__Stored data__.
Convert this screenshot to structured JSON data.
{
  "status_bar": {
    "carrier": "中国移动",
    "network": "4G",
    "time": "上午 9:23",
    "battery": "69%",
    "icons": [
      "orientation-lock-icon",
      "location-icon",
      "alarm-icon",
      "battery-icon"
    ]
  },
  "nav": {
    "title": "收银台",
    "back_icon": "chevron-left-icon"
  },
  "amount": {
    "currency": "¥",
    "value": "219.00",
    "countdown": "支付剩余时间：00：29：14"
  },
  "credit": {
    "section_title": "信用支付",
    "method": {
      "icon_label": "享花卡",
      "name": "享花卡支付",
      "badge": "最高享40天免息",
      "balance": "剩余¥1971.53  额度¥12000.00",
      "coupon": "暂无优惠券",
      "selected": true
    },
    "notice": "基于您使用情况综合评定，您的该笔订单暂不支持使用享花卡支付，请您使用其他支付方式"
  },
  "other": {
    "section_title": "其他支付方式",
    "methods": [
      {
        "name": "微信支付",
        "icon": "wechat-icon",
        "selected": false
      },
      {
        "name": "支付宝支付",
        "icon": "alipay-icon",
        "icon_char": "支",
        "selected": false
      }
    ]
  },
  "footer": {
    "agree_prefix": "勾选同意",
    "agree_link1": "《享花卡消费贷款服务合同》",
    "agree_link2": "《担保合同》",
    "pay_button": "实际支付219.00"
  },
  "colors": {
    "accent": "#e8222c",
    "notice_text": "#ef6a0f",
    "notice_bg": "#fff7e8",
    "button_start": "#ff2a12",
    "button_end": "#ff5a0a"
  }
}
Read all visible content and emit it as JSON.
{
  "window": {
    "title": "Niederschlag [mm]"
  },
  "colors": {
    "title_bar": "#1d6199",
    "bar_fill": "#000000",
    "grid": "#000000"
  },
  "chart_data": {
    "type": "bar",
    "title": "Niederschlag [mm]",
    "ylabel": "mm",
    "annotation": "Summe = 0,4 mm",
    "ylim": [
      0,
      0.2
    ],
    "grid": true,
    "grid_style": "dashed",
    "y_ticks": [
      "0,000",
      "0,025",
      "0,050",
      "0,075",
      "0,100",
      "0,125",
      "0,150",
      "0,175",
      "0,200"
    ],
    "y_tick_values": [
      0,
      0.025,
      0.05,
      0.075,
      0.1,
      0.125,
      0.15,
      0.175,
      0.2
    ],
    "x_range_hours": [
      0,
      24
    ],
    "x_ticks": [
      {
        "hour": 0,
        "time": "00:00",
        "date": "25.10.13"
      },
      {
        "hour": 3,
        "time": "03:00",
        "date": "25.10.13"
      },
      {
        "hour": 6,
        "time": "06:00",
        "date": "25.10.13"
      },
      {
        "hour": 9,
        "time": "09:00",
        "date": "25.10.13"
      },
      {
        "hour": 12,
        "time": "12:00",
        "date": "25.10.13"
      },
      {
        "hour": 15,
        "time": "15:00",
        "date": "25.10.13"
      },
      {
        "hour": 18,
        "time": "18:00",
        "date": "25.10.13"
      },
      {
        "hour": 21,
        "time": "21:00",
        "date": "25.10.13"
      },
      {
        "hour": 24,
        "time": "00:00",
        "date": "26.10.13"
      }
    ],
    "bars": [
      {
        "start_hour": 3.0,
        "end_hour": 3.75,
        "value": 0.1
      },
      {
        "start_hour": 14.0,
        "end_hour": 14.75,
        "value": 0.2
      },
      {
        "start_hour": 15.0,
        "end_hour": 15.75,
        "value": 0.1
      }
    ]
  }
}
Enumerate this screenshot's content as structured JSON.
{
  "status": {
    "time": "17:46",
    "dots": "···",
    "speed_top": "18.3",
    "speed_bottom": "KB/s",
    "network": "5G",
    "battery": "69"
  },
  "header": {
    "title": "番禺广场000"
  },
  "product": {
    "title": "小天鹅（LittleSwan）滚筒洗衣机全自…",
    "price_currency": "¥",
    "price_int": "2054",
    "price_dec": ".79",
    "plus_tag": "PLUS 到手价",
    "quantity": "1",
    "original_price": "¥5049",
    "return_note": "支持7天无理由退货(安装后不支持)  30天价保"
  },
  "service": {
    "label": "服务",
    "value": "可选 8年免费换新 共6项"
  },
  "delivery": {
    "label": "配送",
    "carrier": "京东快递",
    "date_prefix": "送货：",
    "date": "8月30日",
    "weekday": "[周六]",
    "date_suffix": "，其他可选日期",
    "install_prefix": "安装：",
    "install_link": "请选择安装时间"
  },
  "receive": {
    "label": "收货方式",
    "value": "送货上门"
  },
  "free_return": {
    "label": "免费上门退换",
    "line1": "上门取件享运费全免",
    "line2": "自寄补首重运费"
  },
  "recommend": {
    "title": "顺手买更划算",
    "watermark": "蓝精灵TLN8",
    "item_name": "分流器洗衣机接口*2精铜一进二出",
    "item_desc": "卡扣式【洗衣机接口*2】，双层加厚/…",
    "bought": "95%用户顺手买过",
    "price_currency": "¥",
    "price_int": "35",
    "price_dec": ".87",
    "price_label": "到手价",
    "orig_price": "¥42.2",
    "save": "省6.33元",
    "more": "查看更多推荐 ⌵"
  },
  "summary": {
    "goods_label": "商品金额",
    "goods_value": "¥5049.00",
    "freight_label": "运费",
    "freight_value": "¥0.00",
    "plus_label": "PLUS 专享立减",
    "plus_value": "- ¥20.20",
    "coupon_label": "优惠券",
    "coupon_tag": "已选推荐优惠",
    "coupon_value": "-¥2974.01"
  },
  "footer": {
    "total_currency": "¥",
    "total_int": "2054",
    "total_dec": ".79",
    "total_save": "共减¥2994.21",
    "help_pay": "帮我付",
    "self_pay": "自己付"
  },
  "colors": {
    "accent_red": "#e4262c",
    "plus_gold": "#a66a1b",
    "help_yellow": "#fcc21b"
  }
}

__Task objective__. Choose all lines containing the string "Niederschlag" and copy them out.

__Answer in full__.
    "title": "Niederschlag [mm]"
    "title": "Niederschlag [mm]",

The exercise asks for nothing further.